— Short task —
Below is a set of records; print all of them exactly as written.

— Data supplied —
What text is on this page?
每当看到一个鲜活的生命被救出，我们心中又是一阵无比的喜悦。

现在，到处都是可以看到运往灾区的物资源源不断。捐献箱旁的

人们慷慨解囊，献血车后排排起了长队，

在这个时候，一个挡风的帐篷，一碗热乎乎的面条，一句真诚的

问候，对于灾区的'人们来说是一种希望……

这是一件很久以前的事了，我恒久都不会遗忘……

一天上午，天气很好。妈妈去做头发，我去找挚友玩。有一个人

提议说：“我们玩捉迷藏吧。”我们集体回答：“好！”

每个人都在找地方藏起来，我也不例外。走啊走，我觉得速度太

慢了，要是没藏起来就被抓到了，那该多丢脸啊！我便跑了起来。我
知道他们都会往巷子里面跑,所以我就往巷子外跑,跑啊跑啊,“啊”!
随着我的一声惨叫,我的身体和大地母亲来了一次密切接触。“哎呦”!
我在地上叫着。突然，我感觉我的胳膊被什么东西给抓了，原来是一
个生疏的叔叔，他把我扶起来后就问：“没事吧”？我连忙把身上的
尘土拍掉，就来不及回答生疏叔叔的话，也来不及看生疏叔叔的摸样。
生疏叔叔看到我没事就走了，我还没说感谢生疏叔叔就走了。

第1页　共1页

— Result for this task —
What text is on this page?
每当看到一个鲜活的生命被救出，我们心中又是一阵无比的喜悦。

现在，到处都是可以看到运往灾区的物资源源不断。捐献箱旁的

人们慷慨解囊，献血车后排排起了长队，

在这个时候，一个挡风的帐篷，一碗热乎乎的面条，一句真诚的

问候，对于灾区的'人们来说是一种希望……

这是一件很久以前的事了，我恒久都不会遗忘……

一天上午，天气很好。妈妈去做头发，我去找挚友玩。有一个人

提议说：“我们玩捉迷藏吧。”我们集体回答：“好！”

每个人都在找地方藏起来，我也不例外。走啊走，我觉得速度太

慢了，要是没藏起来就被抓到了，那该多丢脸啊！我便跑了起来。我
知道他们都会往巷子里面跑,所以我就往巷子外跑,跑啊跑啊,“啊”!
随着我的一声惨叫,我的身体和大地母亲来了一次密切接触。“哎呦”!
我在地上叫着。突然，我感觉我的胳膊被什么东西给抓了，原来是一
个生疏的叔叔，他把我扶起来后就问：“没事吧”？我连忙把身上的
尘土拍掉，就来不及回答生疏叔叔的话，也来不及看生疏叔叔的摸样。
生疏叔叔看到我没事就走了，我还没说感谢生疏叔叔就走了。

第1页　共1页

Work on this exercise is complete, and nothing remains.